- _Task directions_: Copy all lines holding the word "чтобы" from the entries.

- _Some records_:
▶
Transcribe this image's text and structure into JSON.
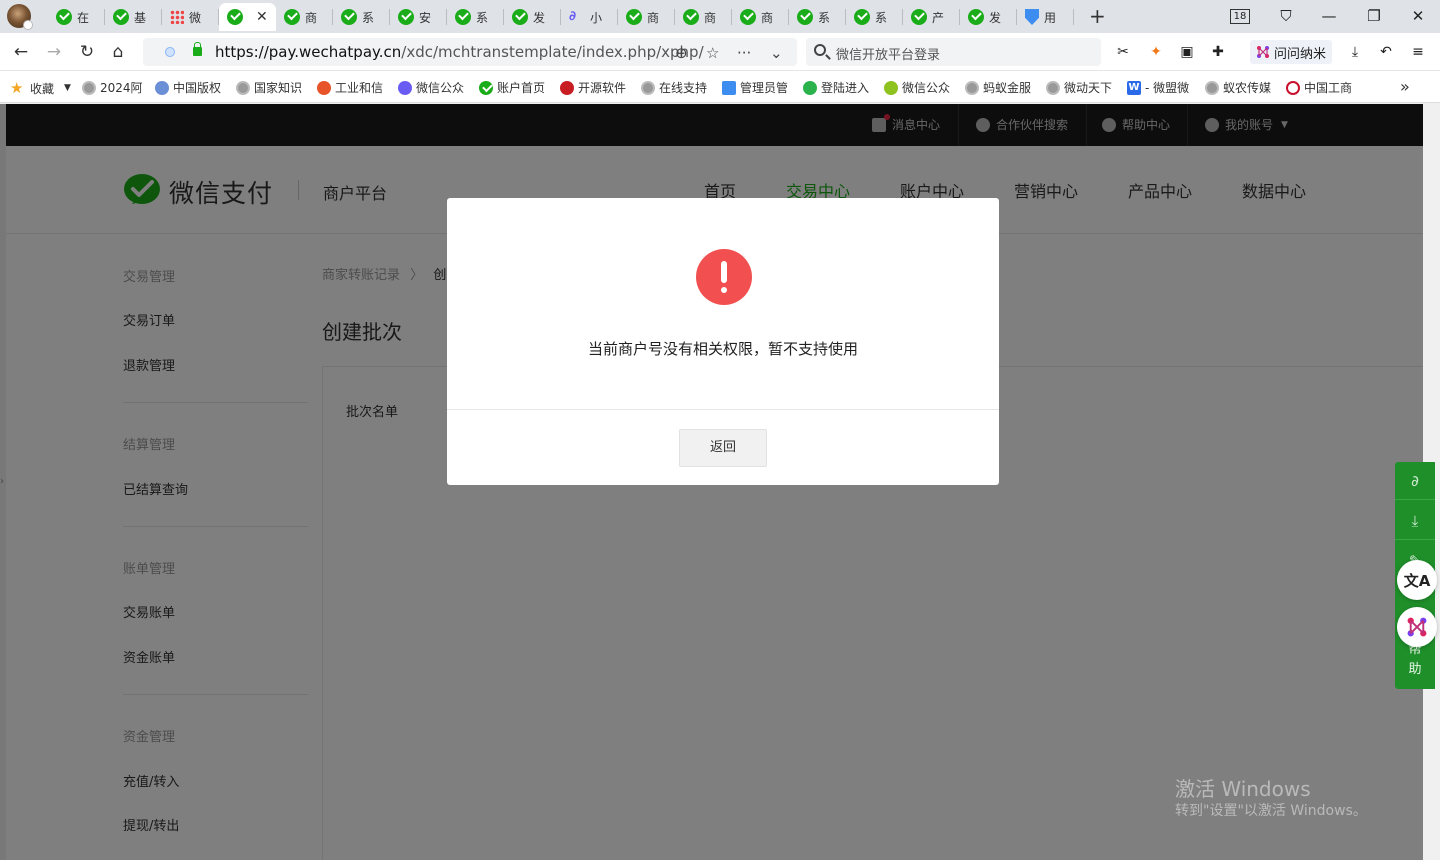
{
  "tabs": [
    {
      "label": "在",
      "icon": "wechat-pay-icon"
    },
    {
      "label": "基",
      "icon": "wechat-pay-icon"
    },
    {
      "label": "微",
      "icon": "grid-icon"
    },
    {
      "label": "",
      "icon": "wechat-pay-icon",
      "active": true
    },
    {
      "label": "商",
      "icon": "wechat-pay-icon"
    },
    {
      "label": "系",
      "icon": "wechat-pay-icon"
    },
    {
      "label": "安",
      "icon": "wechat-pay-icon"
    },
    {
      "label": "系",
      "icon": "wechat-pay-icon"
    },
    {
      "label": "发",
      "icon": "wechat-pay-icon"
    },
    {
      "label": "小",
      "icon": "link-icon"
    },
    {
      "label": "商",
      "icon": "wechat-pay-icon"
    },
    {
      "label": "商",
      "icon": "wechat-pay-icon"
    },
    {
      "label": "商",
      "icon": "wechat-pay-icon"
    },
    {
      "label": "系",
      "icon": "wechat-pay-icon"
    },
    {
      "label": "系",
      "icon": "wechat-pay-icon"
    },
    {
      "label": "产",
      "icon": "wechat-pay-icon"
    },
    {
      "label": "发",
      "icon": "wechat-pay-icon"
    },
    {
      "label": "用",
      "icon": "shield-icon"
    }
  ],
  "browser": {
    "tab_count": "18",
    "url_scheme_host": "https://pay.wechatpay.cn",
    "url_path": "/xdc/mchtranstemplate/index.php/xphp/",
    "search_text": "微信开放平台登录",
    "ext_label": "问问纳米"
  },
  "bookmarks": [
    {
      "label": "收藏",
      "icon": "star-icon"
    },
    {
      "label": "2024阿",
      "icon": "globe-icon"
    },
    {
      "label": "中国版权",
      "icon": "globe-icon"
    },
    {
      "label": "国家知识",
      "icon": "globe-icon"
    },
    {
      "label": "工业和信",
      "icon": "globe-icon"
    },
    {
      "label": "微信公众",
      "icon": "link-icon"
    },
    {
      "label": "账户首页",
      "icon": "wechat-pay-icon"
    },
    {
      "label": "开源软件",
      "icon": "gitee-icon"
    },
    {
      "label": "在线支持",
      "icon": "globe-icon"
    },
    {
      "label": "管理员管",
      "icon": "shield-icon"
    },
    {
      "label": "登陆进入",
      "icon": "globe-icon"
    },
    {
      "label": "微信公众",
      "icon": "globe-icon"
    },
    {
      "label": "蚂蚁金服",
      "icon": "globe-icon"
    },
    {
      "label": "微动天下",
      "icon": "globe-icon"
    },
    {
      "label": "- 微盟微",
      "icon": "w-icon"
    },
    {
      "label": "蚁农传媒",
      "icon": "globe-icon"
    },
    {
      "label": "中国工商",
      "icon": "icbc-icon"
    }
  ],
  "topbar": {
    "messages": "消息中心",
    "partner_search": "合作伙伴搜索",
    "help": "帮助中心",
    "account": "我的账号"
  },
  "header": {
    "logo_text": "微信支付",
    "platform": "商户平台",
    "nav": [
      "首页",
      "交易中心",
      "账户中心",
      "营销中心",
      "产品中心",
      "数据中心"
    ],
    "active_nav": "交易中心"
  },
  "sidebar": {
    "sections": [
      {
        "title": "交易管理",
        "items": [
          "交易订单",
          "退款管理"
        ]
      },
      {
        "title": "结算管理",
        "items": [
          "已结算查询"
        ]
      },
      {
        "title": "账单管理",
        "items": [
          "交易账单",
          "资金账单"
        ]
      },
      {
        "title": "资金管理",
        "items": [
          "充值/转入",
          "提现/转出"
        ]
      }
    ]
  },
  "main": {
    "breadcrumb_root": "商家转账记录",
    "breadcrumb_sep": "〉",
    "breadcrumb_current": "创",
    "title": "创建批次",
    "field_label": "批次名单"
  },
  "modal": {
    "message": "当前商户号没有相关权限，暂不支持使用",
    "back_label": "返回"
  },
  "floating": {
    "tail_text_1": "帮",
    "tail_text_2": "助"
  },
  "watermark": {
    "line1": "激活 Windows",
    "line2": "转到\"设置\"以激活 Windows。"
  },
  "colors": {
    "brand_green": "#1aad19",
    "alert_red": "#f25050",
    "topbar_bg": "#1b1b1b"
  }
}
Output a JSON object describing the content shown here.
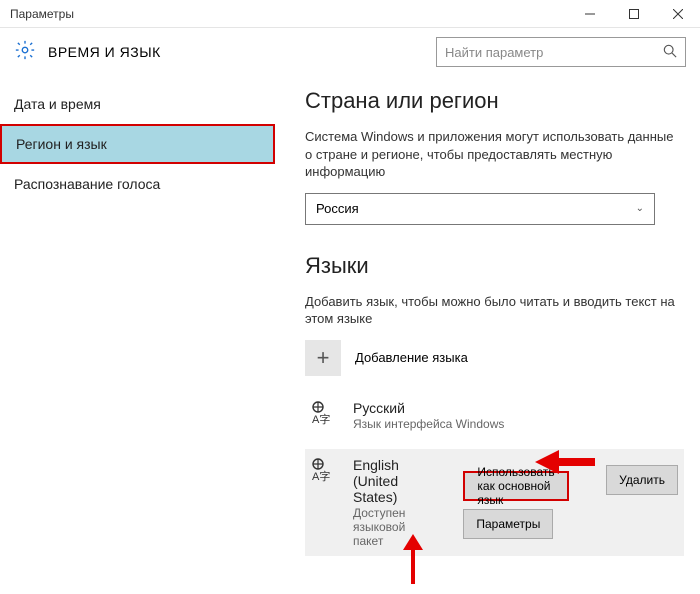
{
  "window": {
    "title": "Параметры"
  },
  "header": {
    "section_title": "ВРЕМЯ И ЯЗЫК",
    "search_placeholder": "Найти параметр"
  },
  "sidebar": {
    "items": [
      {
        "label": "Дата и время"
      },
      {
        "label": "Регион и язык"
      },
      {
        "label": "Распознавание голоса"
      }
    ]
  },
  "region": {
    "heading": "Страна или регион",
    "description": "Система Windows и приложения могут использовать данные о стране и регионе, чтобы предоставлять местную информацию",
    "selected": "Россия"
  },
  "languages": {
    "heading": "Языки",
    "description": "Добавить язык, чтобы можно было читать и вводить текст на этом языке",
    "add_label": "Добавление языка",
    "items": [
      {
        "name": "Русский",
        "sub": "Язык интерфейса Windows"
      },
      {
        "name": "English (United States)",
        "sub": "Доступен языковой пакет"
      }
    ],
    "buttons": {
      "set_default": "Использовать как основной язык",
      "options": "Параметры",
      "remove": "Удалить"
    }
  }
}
◀
- _Answer in full_:
    "description": "Система Windows и приложения могут использовать данные о стране и регионе, чтобы предоставлять местную информацию",
    "description": "Добавить язык, чтобы можно было читать и вводить текст на этом языке",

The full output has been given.